• _Part of a data file_

--- start ---

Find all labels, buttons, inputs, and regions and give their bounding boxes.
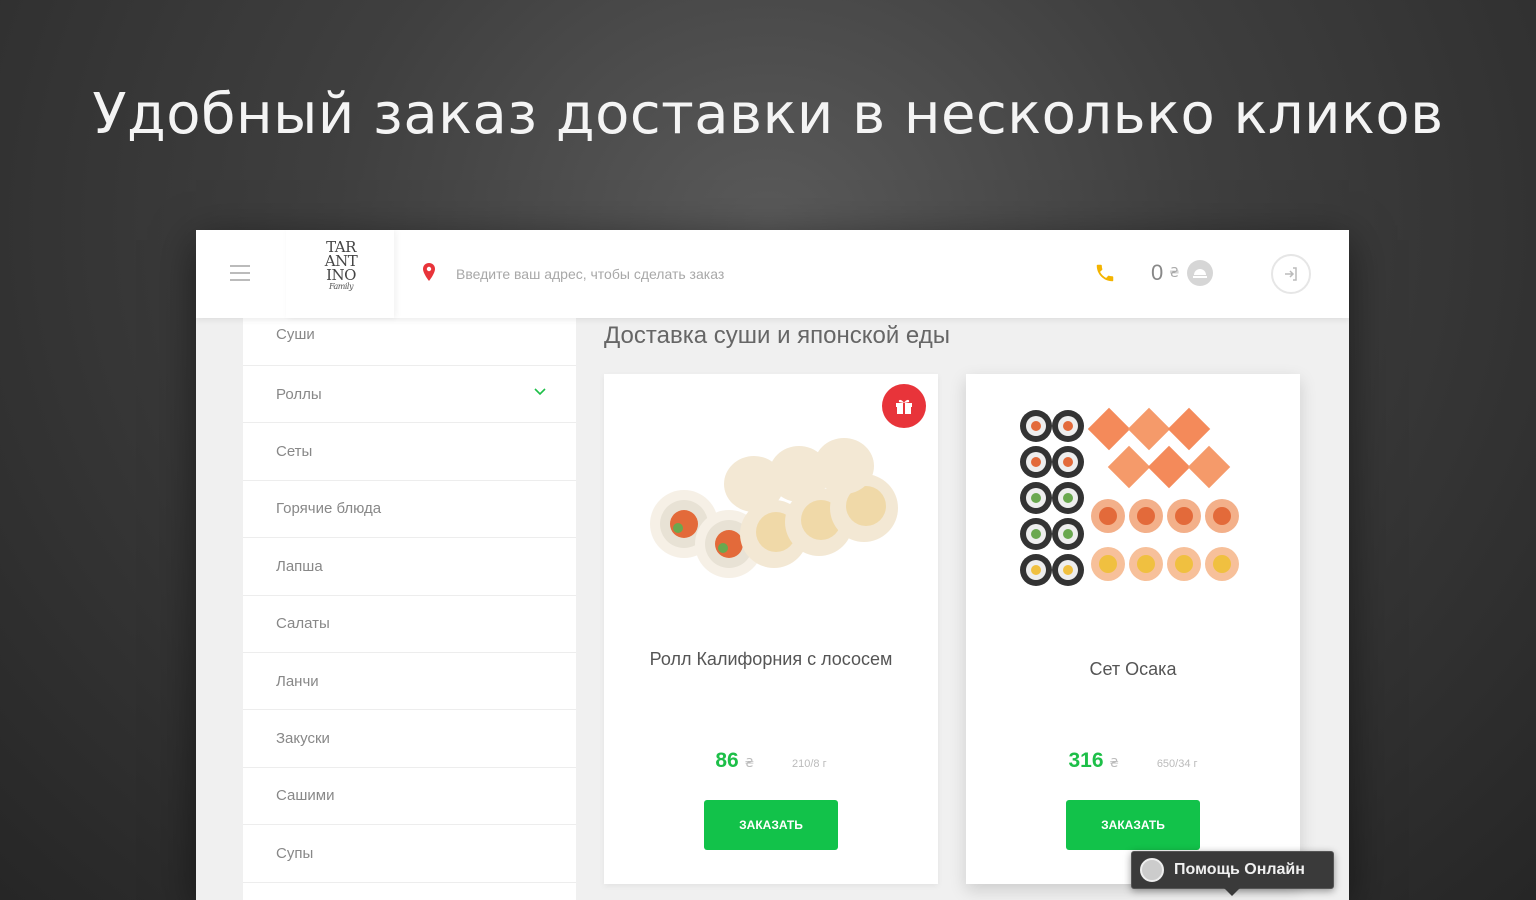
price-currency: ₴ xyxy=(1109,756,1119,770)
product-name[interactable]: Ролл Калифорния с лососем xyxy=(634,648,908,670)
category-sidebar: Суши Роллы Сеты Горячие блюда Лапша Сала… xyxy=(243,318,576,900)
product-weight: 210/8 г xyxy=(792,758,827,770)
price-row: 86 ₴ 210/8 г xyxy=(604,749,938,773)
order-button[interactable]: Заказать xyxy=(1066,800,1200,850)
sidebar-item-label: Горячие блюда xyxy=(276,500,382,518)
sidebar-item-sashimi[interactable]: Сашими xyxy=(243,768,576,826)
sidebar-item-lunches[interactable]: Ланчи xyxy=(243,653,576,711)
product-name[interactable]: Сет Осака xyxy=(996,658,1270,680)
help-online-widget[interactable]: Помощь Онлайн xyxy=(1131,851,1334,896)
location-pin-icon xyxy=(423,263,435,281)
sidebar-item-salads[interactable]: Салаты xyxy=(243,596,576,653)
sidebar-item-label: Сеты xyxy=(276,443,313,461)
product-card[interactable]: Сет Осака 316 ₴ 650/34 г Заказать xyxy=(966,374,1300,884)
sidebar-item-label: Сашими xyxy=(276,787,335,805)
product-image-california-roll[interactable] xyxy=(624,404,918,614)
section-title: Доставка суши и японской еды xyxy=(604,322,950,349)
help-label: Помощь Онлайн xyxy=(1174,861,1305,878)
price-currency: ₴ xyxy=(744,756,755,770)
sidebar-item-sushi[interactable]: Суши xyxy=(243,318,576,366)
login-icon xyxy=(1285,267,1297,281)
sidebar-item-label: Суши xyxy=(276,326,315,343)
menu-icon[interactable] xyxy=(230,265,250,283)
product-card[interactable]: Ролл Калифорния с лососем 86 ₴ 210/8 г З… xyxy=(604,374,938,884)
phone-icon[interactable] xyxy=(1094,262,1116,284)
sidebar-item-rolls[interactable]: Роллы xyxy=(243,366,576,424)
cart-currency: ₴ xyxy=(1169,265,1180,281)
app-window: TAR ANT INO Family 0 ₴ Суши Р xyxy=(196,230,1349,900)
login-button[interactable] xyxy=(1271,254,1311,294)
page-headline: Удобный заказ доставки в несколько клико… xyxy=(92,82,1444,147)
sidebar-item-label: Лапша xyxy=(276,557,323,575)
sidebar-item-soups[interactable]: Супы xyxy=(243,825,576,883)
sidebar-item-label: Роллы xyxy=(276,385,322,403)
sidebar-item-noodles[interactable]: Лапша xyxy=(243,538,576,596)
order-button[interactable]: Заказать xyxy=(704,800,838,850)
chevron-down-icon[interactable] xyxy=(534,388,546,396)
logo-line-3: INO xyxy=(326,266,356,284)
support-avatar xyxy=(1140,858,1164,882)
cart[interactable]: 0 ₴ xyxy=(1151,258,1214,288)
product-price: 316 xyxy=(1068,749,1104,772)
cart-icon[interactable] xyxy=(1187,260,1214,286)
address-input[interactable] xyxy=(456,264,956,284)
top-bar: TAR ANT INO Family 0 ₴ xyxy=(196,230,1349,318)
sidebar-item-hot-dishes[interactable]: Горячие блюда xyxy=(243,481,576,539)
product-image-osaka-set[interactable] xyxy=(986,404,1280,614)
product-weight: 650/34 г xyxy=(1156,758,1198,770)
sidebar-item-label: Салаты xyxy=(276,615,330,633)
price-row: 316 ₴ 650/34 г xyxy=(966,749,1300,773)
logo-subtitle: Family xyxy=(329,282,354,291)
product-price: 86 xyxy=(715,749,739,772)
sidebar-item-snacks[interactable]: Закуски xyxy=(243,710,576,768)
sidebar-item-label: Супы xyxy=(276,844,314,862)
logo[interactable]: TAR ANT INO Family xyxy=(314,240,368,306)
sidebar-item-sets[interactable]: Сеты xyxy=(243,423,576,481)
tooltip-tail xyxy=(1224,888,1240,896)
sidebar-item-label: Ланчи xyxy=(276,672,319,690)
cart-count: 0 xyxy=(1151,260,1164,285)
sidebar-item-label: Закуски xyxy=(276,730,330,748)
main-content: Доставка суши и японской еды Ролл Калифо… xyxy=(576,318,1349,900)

--- end ---

• _What to produce_
Extract and repeat verbatim the lines of the data beginning with the line containing "price-currency: ₴ xyxy=(1109,756,1119,770)" and continuing through the line containing "price-row: 86 ₴".

• _Task answer_
price-currency: ₴ xyxy=(1109,756,1119,770)
product-name[interactable]: Ролл Калифорния с лососем xyxy=(634,648,908,670)
category-sidebar: Суши Роллы Сеты Горячие блюда Лапша Сала… xyxy=(243,318,576,900)
product-weight: 210/8 г xyxy=(792,758,827,770)
price-row: 86 ₴ 210/8 г xyxy=(604,749,938,773)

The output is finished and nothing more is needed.